[Records]

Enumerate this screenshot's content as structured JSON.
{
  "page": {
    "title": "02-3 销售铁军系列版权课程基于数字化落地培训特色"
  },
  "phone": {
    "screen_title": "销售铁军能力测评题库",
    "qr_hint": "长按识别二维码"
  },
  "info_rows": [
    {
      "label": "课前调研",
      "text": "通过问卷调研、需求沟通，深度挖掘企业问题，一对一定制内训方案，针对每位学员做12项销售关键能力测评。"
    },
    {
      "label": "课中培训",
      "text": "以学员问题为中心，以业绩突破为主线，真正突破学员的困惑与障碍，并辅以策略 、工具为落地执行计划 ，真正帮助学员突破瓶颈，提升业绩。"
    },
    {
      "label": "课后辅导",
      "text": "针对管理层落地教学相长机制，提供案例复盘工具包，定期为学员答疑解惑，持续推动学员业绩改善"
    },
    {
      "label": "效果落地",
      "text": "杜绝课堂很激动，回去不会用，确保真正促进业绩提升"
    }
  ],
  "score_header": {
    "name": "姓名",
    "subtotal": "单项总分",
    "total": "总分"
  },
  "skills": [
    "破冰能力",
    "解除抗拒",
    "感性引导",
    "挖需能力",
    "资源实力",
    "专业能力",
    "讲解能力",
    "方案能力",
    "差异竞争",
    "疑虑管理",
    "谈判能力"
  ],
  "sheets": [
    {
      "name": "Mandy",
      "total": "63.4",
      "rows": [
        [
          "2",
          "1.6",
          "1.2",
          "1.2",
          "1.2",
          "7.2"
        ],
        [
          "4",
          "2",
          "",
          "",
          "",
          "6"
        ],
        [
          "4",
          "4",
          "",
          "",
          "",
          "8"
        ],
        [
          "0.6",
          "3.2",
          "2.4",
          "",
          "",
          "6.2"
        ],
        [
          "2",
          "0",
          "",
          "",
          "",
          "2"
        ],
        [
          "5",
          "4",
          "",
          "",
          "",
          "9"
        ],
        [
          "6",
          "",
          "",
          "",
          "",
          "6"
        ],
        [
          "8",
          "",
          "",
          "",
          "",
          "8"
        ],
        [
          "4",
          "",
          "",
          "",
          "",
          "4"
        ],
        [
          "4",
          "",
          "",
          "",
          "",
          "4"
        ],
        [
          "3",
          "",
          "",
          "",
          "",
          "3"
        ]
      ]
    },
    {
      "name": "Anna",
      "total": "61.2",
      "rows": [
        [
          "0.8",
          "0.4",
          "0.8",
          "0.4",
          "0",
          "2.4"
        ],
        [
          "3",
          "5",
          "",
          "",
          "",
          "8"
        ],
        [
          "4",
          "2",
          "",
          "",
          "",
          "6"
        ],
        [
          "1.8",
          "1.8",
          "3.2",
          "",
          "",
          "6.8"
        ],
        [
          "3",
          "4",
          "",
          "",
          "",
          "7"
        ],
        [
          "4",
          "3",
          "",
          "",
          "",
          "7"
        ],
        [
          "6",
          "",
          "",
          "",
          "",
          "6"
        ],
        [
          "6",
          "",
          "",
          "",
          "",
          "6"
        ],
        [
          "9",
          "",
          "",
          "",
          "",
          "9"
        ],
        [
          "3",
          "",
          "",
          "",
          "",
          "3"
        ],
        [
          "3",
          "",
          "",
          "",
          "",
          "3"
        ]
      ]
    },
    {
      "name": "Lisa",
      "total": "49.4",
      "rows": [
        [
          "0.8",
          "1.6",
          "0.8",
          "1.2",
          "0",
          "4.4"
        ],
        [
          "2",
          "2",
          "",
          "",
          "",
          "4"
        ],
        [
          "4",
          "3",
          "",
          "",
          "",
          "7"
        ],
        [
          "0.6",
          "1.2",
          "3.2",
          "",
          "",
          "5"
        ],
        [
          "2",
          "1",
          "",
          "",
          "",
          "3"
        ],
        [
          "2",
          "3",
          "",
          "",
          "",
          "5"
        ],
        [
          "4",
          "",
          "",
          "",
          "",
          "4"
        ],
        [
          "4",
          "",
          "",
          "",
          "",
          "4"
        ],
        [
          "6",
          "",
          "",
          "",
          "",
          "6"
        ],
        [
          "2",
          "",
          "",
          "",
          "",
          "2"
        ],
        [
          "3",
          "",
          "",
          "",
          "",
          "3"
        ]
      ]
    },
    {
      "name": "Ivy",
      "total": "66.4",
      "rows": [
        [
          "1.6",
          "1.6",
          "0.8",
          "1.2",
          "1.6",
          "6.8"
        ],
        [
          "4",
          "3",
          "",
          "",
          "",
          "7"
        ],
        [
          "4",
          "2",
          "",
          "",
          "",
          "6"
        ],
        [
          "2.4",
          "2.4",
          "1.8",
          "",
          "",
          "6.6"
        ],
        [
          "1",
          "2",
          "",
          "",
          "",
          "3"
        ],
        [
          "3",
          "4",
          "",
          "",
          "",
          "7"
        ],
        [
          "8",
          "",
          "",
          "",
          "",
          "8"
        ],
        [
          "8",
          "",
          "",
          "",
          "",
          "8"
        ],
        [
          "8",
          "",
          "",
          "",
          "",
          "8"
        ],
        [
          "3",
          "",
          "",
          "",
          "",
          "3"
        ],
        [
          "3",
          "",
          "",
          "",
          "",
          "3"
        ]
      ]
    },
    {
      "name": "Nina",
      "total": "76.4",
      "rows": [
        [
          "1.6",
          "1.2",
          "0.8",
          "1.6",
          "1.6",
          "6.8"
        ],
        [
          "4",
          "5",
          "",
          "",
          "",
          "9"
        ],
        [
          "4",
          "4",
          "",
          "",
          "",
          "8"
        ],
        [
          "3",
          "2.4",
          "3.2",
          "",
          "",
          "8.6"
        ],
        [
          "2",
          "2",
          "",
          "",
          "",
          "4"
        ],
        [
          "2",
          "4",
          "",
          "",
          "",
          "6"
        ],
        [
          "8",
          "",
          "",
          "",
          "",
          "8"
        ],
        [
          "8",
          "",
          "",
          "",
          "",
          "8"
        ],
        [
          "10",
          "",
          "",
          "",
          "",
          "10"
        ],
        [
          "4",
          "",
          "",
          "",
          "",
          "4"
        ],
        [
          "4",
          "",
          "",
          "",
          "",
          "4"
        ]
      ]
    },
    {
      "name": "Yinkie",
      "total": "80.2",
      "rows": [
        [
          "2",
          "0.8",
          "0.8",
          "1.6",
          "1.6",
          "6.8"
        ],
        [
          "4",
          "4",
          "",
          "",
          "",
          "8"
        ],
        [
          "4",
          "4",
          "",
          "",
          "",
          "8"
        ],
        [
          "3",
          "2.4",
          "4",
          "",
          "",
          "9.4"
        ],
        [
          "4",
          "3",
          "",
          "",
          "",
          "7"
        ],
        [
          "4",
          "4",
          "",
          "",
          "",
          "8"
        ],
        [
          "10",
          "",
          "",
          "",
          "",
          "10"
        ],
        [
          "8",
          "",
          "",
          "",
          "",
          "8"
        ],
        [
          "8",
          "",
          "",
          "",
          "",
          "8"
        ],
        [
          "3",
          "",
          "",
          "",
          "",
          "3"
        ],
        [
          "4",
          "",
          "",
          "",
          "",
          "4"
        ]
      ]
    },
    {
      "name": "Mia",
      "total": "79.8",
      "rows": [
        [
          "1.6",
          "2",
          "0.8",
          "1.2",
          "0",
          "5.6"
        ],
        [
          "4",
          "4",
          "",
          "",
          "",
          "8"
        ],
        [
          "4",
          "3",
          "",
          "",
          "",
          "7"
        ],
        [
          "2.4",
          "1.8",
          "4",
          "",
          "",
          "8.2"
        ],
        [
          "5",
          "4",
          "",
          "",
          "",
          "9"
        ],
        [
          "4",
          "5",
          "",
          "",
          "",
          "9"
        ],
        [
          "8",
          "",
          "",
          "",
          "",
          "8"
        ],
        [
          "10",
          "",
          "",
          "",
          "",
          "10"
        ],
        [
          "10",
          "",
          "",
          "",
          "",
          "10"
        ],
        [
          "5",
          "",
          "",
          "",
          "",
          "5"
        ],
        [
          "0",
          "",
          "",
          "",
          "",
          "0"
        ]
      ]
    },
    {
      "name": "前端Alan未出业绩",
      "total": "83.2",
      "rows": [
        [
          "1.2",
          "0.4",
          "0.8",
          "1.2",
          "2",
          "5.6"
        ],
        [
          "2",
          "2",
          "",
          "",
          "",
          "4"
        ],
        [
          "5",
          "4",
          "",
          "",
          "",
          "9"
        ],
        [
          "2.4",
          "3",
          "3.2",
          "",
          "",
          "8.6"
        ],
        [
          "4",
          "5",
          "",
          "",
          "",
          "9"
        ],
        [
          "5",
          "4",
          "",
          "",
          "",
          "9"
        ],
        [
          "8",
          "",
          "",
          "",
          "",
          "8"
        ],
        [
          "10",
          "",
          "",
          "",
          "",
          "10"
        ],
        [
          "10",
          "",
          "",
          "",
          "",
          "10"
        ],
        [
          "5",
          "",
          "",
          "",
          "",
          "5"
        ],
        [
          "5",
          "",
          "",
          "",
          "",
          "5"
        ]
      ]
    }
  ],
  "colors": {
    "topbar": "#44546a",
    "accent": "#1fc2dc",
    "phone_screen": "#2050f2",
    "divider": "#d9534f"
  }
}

▶ [TASK REQUIREMENTS] Copy, from the material above, each line in which the string "label" occurs.

▶ [FINISHED EXERCISE]
      "label": "课前调研",
      "label": "课中培训",
      "label": "课后辅导",
      "label": "效果落地",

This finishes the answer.